Can you collect every line in the entries below that contains the string "elements", with case counting, and copy each one out?

── Record set

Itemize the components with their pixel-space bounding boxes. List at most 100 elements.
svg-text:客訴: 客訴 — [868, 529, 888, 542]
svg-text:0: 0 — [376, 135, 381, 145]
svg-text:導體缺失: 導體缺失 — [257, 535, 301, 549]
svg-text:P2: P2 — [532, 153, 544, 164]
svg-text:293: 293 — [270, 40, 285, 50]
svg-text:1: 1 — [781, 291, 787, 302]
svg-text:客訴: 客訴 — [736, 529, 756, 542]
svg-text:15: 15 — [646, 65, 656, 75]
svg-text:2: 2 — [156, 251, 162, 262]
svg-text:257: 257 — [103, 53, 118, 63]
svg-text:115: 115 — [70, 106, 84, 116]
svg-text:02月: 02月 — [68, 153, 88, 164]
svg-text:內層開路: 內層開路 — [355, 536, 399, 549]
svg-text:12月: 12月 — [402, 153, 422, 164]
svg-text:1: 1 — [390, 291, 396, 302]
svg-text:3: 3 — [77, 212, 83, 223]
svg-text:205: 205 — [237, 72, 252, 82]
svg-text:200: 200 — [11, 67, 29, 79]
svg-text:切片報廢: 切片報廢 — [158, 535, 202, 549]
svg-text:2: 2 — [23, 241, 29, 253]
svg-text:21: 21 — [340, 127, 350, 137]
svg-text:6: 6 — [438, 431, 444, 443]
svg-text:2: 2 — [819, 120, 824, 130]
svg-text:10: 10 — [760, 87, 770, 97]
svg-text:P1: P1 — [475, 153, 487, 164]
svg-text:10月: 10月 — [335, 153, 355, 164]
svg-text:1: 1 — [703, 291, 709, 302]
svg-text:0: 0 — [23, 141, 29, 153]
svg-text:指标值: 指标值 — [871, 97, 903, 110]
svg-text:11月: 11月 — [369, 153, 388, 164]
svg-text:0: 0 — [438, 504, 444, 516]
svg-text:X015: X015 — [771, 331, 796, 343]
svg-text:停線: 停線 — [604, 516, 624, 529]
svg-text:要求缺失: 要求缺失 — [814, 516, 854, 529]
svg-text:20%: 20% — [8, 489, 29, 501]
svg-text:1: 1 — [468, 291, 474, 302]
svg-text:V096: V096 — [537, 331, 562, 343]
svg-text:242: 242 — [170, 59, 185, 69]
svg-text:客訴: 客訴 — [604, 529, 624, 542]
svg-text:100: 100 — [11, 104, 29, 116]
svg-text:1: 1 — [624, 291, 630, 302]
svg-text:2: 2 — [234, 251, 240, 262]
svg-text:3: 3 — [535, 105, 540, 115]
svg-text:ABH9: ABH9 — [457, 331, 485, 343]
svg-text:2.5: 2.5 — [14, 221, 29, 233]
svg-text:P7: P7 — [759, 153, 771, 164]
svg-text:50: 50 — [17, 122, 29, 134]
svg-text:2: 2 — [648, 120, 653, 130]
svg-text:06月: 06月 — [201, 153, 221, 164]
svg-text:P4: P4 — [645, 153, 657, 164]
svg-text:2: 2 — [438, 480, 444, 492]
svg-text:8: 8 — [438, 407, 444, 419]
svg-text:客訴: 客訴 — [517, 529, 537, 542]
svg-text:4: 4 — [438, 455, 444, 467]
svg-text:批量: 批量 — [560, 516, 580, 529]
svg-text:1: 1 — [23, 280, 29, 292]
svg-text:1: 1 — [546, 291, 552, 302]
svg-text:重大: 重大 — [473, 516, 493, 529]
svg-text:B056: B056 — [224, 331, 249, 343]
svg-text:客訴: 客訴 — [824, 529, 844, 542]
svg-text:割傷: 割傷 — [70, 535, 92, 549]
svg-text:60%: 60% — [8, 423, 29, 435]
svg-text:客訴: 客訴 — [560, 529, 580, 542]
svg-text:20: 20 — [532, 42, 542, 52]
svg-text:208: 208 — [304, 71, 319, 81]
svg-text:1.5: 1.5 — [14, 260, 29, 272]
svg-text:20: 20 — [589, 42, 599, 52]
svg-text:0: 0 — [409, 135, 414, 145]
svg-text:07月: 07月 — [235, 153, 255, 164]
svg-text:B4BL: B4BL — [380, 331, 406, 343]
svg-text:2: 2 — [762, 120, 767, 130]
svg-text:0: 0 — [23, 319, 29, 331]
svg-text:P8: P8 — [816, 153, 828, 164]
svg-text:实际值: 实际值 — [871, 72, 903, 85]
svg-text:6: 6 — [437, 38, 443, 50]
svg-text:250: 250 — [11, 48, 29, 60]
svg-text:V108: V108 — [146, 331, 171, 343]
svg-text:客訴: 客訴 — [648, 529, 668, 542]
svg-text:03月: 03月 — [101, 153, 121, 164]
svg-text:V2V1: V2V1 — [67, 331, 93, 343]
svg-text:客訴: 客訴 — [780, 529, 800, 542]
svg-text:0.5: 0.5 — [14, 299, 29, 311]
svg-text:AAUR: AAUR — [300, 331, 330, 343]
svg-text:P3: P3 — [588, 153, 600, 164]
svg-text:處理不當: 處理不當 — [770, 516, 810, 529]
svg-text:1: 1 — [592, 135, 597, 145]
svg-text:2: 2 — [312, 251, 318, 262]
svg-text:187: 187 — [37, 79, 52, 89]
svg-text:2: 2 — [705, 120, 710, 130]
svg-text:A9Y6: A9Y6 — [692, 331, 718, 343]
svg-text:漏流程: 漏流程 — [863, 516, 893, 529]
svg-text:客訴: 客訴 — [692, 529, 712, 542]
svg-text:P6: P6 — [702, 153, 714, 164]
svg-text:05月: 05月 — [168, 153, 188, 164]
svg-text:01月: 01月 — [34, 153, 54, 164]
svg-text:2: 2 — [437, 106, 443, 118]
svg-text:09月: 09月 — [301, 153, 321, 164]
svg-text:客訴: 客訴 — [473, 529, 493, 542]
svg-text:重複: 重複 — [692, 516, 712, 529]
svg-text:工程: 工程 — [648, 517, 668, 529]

────

Expected output:
Itemize the components with their pixel-space bounding boxes. List at most 100 elements.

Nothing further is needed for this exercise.